# Goal of the exercise
Retype the whole listing verbatim and keep the pictures out of it.
* BEGIN Supplied information *
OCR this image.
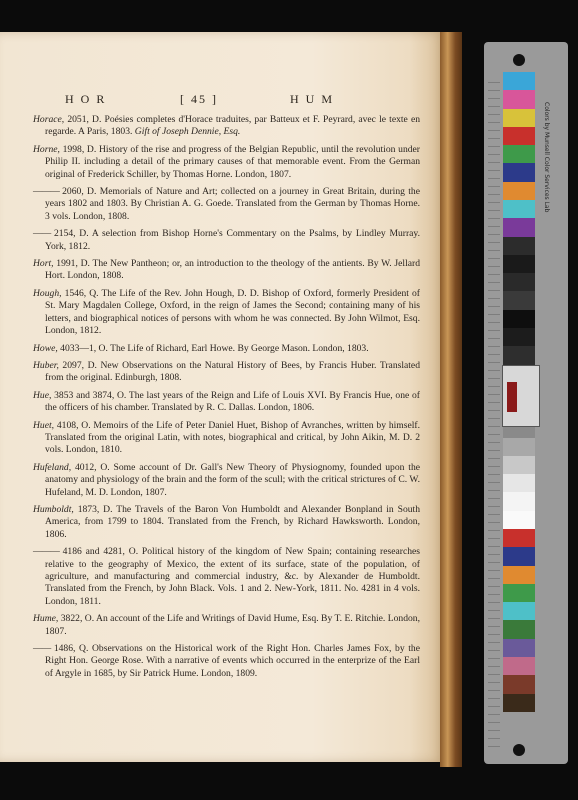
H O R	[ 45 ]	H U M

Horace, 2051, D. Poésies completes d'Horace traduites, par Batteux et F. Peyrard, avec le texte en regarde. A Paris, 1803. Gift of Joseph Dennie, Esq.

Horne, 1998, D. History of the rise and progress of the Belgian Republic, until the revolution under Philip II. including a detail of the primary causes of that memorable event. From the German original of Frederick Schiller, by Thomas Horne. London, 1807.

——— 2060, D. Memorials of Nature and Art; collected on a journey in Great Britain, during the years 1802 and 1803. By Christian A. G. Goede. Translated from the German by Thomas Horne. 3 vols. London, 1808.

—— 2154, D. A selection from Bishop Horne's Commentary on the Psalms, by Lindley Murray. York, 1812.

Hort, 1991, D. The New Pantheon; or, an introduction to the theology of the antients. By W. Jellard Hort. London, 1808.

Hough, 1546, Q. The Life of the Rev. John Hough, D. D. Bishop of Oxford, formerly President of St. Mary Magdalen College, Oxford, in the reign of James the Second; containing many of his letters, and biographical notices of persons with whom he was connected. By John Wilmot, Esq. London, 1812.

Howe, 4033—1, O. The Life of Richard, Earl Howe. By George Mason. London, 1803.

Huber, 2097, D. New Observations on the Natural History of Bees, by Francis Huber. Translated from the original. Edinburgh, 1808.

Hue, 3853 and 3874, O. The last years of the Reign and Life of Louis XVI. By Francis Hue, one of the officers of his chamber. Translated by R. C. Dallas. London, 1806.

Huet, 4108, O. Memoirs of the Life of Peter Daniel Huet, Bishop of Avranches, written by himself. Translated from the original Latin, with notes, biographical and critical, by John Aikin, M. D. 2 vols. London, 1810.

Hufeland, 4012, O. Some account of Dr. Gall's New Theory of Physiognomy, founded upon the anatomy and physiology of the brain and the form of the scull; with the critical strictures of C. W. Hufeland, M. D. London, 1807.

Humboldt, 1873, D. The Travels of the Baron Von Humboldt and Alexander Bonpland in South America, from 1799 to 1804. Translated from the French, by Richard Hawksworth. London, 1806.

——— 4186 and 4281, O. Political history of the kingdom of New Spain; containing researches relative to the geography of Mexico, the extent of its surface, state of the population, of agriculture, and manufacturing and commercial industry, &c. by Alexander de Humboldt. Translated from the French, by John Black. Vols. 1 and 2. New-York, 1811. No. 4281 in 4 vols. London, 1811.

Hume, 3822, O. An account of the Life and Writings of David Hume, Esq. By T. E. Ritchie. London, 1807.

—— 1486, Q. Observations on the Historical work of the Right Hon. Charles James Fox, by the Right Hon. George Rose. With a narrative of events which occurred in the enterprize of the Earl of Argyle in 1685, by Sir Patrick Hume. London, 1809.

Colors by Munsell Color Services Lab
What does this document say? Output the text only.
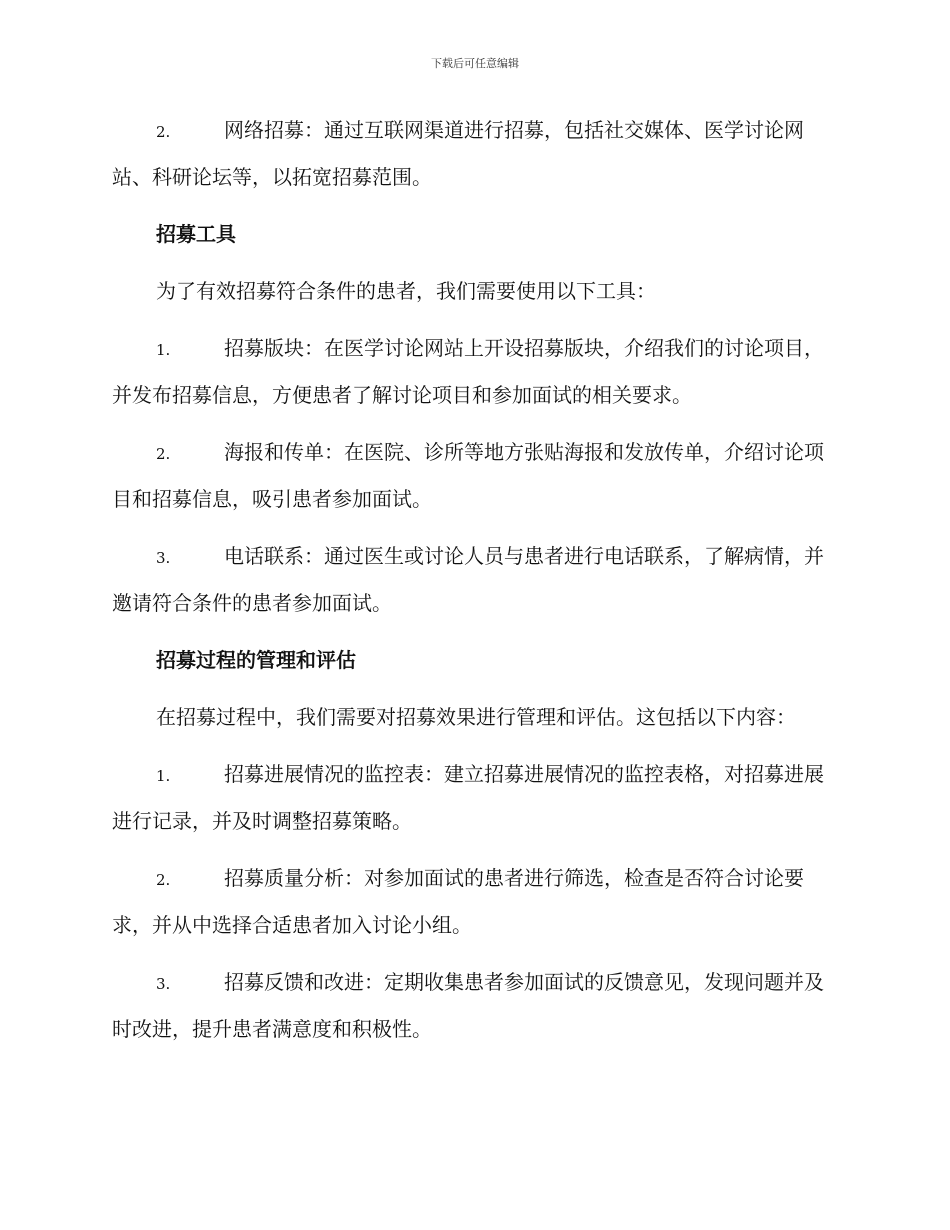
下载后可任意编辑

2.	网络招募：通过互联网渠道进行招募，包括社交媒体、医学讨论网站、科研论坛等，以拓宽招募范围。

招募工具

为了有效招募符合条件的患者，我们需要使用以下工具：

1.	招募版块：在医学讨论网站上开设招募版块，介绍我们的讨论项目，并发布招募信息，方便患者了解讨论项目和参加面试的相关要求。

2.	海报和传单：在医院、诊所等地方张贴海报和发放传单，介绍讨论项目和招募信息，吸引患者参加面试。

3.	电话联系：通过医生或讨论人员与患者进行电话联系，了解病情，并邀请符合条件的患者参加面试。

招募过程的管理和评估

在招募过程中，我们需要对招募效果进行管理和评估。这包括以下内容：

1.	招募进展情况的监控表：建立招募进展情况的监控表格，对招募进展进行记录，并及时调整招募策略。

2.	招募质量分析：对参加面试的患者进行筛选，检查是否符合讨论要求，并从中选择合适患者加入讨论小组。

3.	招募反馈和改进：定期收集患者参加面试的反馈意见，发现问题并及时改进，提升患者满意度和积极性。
* END Supplied information *
# Answer to the task
OCR this image.
H O R	[ 45 ]	H U M

Horace, 2051, D. Poésies completes d'Horace traduites, par Batteux et F. Peyrard, avec le texte en regarde. A Paris, 1803. Gift of Joseph Dennie, Esq.

Horne, 1998, D. History of the rise and progress of the Belgian Republic, until the revolution under Philip II. including a detail of the primary causes of that memorable event. From the German original of Frederick Schiller, by Thomas Horne. London, 1807.

——— 2060, D. Memorials of Nature and Art; collected on a journey in Great Britain, during the years 1802 and 1803. By Christian A. G. Goede. Translated from the German by Thomas Horne. 3 vols. London, 1808.

—— 2154, D. A selection from Bishop Horne's Commentary on the Psalms, by Lindley Murray. York, 1812.

Hort, 1991, D. The New Pantheon; or, an introduction to the theology of the antients. By W. Jellard Hort. London, 1808.

Hough, 1546, Q. The Life of the Rev. John Hough, D. D. Bishop of Oxford, formerly President of St. Mary Magdalen College, Oxford, in the reign of James the Second; containing many of his letters, and biographical notices of persons with whom he was connected. By John Wilmot, Esq. London, 1812.

Howe, 4033—1, O. The Life of Richard, Earl Howe. By George Mason. London, 1803.

Huber, 2097, D. New Observations on the Natural History of Bees, by Francis Huber. Translated from the original. Edinburgh, 1808.

Hue, 3853 and 3874, O. The last years of the Reign and Life of Louis XVI. By Francis Hue, one of the officers of his chamber. Translated by R. C. Dallas. London, 1806.

Huet, 4108, O. Memoirs of the Life of Peter Daniel Huet, Bishop of Avranches, written by himself. Translated from the original Latin, with notes, biographical and critical, by John Aikin, M. D. 2 vols. London, 1810.

Hufeland, 4012, O. Some account of Dr. Gall's New Theory of Physiognomy, founded upon the anatomy and physiology of the brain and the form of the scull; with the critical strictures of C. W. Hufeland, M. D. London, 1807.

Humboldt, 1873, D. The Travels of the Baron Von Humboldt and Alexander Bonpland in South America, from 1799 to 1804. Translated from the French, by Richard Hawksworth. London, 1806.

——— 4186 and 4281, O. Political history of the kingdom of New Spain; containing researches relative to the geography of Mexico, the extent of its surface, state of the population, of agriculture, and manufacturing and commercial industry, &c. by Alexander de Humboldt. Translated from the French, by John Black. Vols. 1 and 2. New-York, 1811. No. 4281 in 4 vols. London, 1811.

Hume, 3822, O. An account of the Life and Writings of David Hume, Esq. By T. E. Ritchie. London, 1807.

—— 1486, Q. Observations on the Historical work of the Right Hon. Charles James Fox, by the Right Hon. George Rose. With a narrative of events which occurred in the enterprize of the Earl of Argyle in 1685, by Sir Patrick Hume. London, 1809.

Colors by Munsell Color Services Lab
What does this document say? Output the text only.
下载后可任意编辑

2.	网络招募：通过互联网渠道进行招募，包括社交媒体、医学讨论网站、科研论坛等，以拓宽招募范围。

招募工具

为了有效招募符合条件的患者，我们需要使用以下工具：

1.	招募版块：在医学讨论网站上开设招募版块，介绍我们的讨论项目，并发布招募信息，方便患者了解讨论项目和参加面试的相关要求。

2.	海报和传单：在医院、诊所等地方张贴海报和发放传单，介绍讨论项目和招募信息，吸引患者参加面试。

3.	电话联系：通过医生或讨论人员与患者进行电话联系，了解病情，并邀请符合条件的患者参加面试。

招募过程的管理和评估

在招募过程中，我们需要对招募效果进行管理和评估。这包括以下内容：

1.	招募进展情况的监控表：建立招募进展情况的监控表格，对招募进展进行记录，并及时调整招募策略。

2.	招募质量分析：对参加面试的患者进行筛选，检查是否符合讨论要求，并从中选择合适患者加入讨论小组。

3.	招募反馈和改进：定期收集患者参加面试的反馈意见，发现问题并及时改进，提升患者满意度和积极性。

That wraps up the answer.